• **WRITTEN EXERCISE**: Every line holding the string "DELPHI" should be gathered.

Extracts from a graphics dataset
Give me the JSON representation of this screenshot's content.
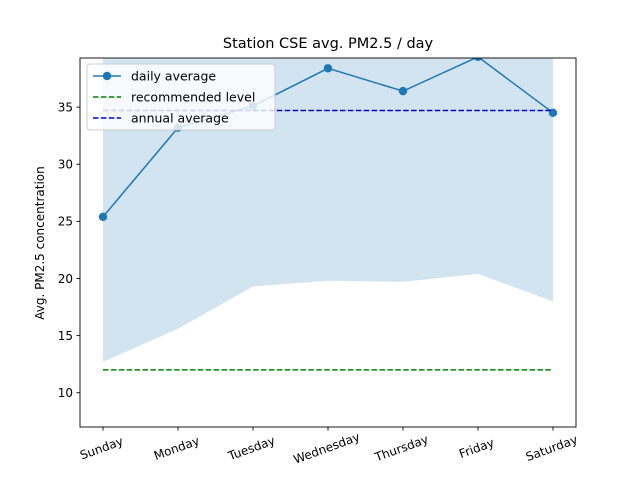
{
  "chart_data": {
    "type": "line",
    "title": "Station CSE avg. PM2.5 / day",
    "xlabel": "",
    "ylabel": "Avg. PM2.5 concentration",
    "categories": [
      "Sunday",
      "Monday",
      "Tuesday",
      "Wednesday",
      "Thursday",
      "Friday",
      "Saturday"
    ],
    "ylim": [
      7,
      39.3
    ],
    "yticks": [
      10,
      15,
      20,
      25,
      30,
      35
    ],
    "series": [
      {
        "name": "daily average",
        "values": [
          25.4,
          33.2,
          35.1,
          38.4,
          36.4,
          39.4,
          34.5
        ],
        "color": "#1f77b4",
        "style": "solid-marker"
      },
      {
        "name": "recommended level",
        "values": [
          12,
          12,
          12,
          12,
          12,
          12,
          12
        ],
        "color": "#008000",
        "style": "dashed"
      },
      {
        "name": "annual average",
        "values": [
          34.7,
          34.7,
          34.7,
          34.7,
          34.7,
          34.7,
          34.7
        ],
        "color": "#0000cc",
        "style": "dashed"
      }
    ],
    "band": {
      "lower": [
        12.7,
        15.6,
        19.3,
        19.8,
        19.7,
        20.4,
        18.0
      ],
      "upper": [
        39.3,
        39.3,
        39.3,
        39.3,
        39.3,
        39.3,
        39.3
      ],
      "color": "#1f77b4",
      "opacity": 0.2
    },
    "legend_position": "top-left",
    "grid": false
  }
}
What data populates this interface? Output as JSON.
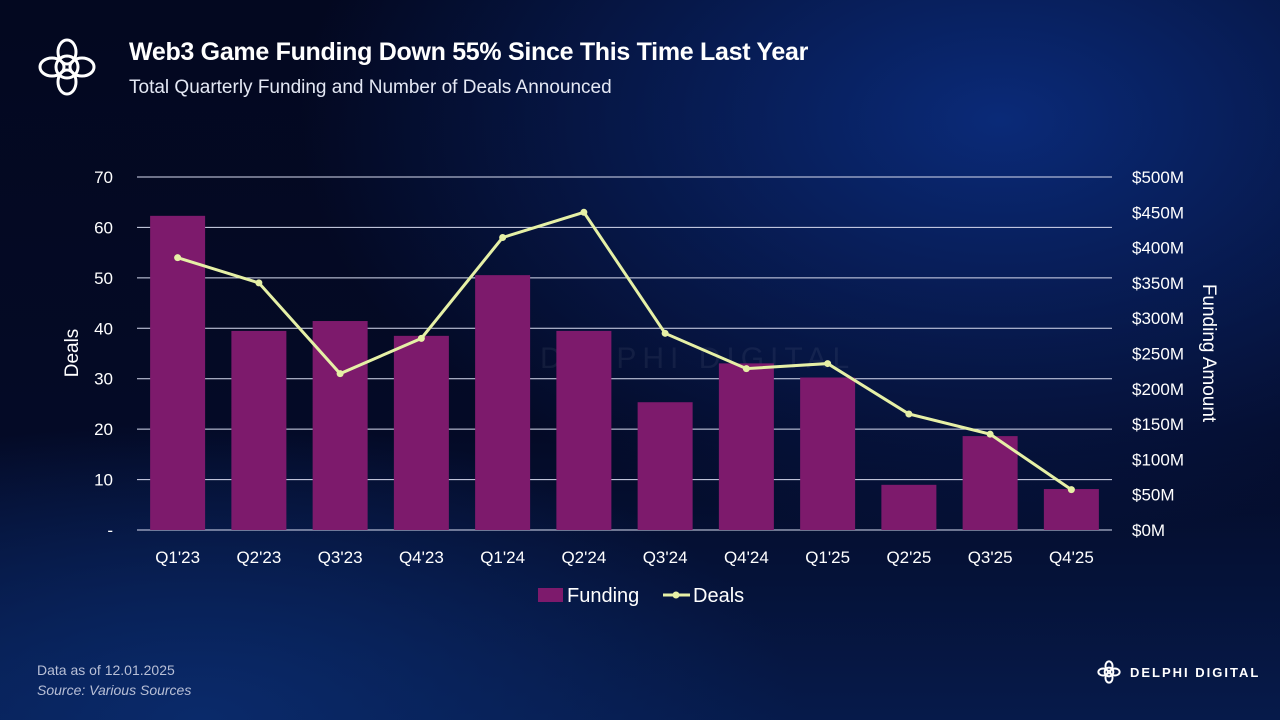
{
  "header": {
    "title": "Web3 Game Funding Down 55% Since This Time Last Year",
    "subtitle": "Total Quarterly Funding and Number of Deals Announced"
  },
  "footer": {
    "data_as_of": "Data as of 12.01.2025",
    "source": "Source: Various Sources",
    "brand": "DELPHI DIGITAL"
  },
  "watermark": "DELPHI DIGITAL",
  "colors": {
    "funding": "#7d1a6c",
    "deals": "#e6f0a6",
    "grid": "#d8dcf0"
  },
  "chart_data": {
    "type": "bar",
    "categories": [
      "Q1'23",
      "Q2'23",
      "Q3'23",
      "Q4'23",
      "Q1'24",
      "Q2'24",
      "Q3'24",
      "Q4'24",
      "Q1'25",
      "Q2'25",
      "Q3'25",
      "Q4'25"
    ],
    "series": [
      {
        "name": "Funding",
        "type": "bar",
        "axis": "right",
        "unit": "$M",
        "values": [
          445,
          282,
          296,
          275,
          361,
          282,
          181,
          236,
          216,
          64,
          133,
          58
        ]
      },
      {
        "name": "Deals",
        "type": "line",
        "axis": "left",
        "values": [
          54,
          49,
          31,
          38,
          58,
          63,
          39,
          32,
          33,
          23,
          19,
          8
        ]
      }
    ],
    "ylabel_left": "Deals",
    "ylabel_right": "Funding Amount",
    "ylim_left": [
      0,
      70
    ],
    "ylim_right": [
      0,
      500
    ],
    "yticks_left": [
      "-",
      "10",
      "20",
      "30",
      "40",
      "50",
      "60",
      "70"
    ],
    "yticks_right": [
      "$0M",
      "$50M",
      "$100M",
      "$150M",
      "$200M",
      "$250M",
      "$300M",
      "$350M",
      "$400M",
      "$450M",
      "$500M"
    ],
    "grid": true,
    "legend": "bottom-center"
  }
}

• **RESPONSE BELOW**:
    "brand": "DELPHI DIGITAL"
  "watermark": "DELPHI DIGITAL",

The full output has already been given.